**DATA EXTRACT**
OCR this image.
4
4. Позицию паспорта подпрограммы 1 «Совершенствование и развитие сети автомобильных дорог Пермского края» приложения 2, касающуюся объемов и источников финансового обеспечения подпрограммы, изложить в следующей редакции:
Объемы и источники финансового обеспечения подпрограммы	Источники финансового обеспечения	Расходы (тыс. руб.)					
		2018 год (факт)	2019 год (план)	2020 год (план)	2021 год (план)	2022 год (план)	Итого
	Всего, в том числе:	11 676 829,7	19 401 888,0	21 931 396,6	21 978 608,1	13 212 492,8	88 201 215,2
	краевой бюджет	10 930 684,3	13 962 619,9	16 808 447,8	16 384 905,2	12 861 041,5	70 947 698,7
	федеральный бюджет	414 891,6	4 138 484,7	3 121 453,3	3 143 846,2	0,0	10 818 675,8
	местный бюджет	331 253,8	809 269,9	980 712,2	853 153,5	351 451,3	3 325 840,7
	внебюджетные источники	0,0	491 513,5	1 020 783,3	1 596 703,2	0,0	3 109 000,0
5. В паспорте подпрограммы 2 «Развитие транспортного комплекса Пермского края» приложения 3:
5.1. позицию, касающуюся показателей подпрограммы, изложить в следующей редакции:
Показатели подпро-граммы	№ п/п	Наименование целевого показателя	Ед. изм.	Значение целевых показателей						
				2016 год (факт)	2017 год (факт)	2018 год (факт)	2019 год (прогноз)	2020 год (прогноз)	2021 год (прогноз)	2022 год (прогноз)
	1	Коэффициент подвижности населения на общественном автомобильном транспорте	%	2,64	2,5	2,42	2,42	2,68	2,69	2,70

**TASK PROMPT**
Copy each entry exactly, with nothing added or dropped.

**IN RESPONSE**
OCR this image.
4
4. Позицию паспорта подпрограммы 1 «Совершенствование и развитие сети автомобильных дорог Пермского края» приложения 2, касающуюся объемов и источников финансового обеспечения подпрограммы, изложить в следующей редакции:
Объемы и источники финансового обеспечения подпрограммы	Источники финансового обеспечения	Расходы (тыс. руб.)					
		2018 год (факт)	2019 год (план)	2020 год (план)	2021 год (план)	2022 год (план)	Итого
	Всего, в том числе:	11 676 829,7	19 401 888,0	21 931 396,6	21 978 608,1	13 212 492,8	88 201 215,2
	краевой бюджет	10 930 684,3	13 962 619,9	16 808 447,8	16 384 905,2	12 861 041,5	70 947 698,7
	федеральный бюджет	414 891,6	4 138 484,7	3 121 453,3	3 143 846,2	0,0	10 818 675,8
	местный бюджет	331 253,8	809 269,9	980 712,2	853 153,5	351 451,3	3 325 840,7
	внебюджетные источники	0,0	491 513,5	1 020 783,3	1 596 703,2	0,0	3 109 000,0
5. В паспорте подпрограммы 2 «Развитие транспортного комплекса Пермского края» приложения 3:
5.1. позицию, касающуюся показателей подпрограммы, изложить в следующей редакции:
Показатели подпро-граммы	№ п/п	Наименование целевого показателя	Ед. изм.	Значение целевых показателей						
				2016 год (факт)	2017 год (факт)	2018 год (факт)	2019 год (прогноз)	2020 год (прогноз)	2021 год (прогноз)	2022 год (прогноз)
	1	Коэффициент подвижности населения на общественном автомобильном транспорте	%	2,64	2,5	2,42	2,42	2,68	2,69	2,70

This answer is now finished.